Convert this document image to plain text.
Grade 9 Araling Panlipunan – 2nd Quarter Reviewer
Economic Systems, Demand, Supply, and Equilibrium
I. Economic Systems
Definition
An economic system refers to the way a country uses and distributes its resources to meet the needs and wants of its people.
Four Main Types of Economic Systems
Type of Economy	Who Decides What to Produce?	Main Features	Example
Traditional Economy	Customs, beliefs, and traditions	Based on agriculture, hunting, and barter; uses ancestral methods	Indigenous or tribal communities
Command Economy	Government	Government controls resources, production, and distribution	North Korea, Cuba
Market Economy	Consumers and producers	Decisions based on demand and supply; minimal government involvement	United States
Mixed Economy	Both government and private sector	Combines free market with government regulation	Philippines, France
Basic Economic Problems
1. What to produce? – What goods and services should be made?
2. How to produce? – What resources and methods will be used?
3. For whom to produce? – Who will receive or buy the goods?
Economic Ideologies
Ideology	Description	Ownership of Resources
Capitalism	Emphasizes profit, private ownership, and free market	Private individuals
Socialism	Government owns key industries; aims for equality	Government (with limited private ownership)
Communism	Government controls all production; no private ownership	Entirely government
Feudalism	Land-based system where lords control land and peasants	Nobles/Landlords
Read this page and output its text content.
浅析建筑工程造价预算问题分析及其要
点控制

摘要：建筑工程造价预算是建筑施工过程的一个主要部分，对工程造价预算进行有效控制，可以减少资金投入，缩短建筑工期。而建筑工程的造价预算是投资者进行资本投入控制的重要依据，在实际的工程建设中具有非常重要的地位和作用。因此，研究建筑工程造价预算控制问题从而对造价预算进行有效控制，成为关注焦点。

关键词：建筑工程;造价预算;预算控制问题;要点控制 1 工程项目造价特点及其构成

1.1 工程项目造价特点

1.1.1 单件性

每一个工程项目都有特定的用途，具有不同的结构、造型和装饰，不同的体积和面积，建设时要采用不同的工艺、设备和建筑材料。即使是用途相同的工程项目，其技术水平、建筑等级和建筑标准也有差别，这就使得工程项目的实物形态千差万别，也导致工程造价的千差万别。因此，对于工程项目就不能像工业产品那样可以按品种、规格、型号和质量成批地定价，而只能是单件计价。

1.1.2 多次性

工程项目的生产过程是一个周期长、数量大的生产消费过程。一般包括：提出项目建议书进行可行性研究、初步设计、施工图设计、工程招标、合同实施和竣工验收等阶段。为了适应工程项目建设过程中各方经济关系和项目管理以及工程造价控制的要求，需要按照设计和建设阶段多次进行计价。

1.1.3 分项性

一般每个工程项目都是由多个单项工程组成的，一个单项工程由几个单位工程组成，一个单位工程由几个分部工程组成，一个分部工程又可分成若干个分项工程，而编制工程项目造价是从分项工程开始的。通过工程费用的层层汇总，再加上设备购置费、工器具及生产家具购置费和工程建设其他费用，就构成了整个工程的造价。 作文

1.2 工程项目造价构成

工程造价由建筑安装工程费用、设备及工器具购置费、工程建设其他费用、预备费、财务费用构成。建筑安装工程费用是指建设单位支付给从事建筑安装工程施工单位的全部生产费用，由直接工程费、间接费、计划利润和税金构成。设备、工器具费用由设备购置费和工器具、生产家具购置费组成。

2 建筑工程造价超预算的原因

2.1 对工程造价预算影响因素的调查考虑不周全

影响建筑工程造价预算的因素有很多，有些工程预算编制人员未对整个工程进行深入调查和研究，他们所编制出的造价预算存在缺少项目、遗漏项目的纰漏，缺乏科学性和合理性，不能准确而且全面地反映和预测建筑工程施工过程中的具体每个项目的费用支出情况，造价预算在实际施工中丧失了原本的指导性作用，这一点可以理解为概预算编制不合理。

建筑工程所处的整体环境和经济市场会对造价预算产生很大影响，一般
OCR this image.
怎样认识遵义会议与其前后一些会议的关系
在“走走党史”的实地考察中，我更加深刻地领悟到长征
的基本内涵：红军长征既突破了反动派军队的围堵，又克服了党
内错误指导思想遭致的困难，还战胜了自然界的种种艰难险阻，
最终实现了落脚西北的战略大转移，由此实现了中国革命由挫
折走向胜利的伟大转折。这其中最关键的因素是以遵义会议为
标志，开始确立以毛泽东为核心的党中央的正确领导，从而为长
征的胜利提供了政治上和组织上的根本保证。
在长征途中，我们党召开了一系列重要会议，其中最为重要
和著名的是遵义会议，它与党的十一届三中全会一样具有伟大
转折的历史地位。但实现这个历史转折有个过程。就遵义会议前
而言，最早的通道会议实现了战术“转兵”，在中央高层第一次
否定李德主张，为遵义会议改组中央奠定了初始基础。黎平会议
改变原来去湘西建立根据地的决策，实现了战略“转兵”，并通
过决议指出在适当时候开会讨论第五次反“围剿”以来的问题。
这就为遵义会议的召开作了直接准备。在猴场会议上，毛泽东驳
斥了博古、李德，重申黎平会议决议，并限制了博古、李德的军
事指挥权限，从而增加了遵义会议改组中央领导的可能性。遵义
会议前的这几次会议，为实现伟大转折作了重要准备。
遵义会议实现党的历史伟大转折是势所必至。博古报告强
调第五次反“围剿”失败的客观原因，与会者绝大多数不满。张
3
•••
**Short exercise:** Find the lines containing "will" and list every one of them.

**Task answer:**
2. How to produce? – What resources and methods will be used?
3. For whom to produce? – Who will receive or buy the goods?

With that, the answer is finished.